Description of the task
Omit every picture and return the rest of the data unaltered.

Recorded data:

+++

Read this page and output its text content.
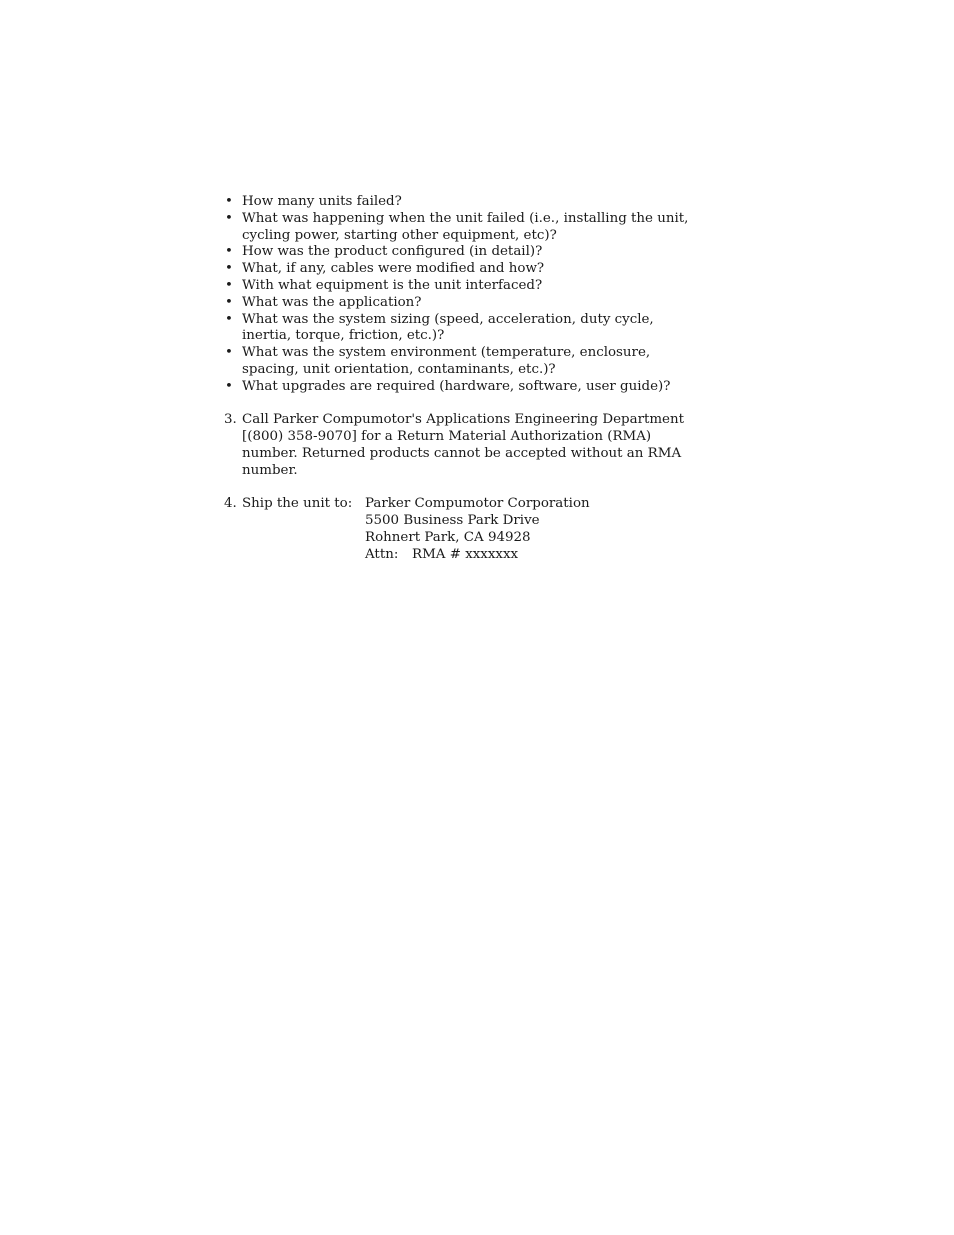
• How many units failed?
• What was happening when the unit failed (i.e., installing the unit, cycling power, starting other equipment, etc)?
• How was the product configured (in detail)?
• What, if any, cables were modified and how?
• With what equipment is the unit interfaced?
• What was the application?
• What was the system sizing (speed, acceleration, duty cycle, inertia, torque, friction, etc.)?
• What was the system environment (temperature, enclosure, spacing, unit orientation, contaminants, etc.)?
• What upgrades are required (hardware, software, user guide)?
3. Call Parker Compumotor's Applications Engineering Department [(800) 358-9070] for a Return Material Authorization (RMA) number. Returned products cannot be accepted without an RMA number.
4. Ship the unit to: Parker Compumotor Corporation
5500 Business Park Drive
Rohnert Park, CA 94928
Attn: RMA # xxxxxxx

+++

Result for this task
Read this page and output its text content.
• How many units failed?
• What was happening when the unit failed (i.e., installing the unit, cycling power, starting other equipment, etc)?
• How was the product configured (in detail)?
• What, if any, cables were modified and how?
• With what equipment is the unit interfaced?
• What was the application?
• What was the system sizing (speed, acceleration, duty cycle, inertia, torque, friction, etc.)?
• What was the system environment (temperature, enclosure, spacing, unit orientation, contaminants, etc.)?
• What upgrades are required (hardware, software, user guide)?
3. Call Parker Compumotor's Applications Engineering Department [(800) 358-9070] for a Return Material Authorization (RMA) number. Returned products cannot be accepted without an RMA number.
4. Ship the unit to: Parker Compumotor Corporation
5500 Business Park Drive
Rohnert Park, CA 94928
Attn: RMA # xxxxxxx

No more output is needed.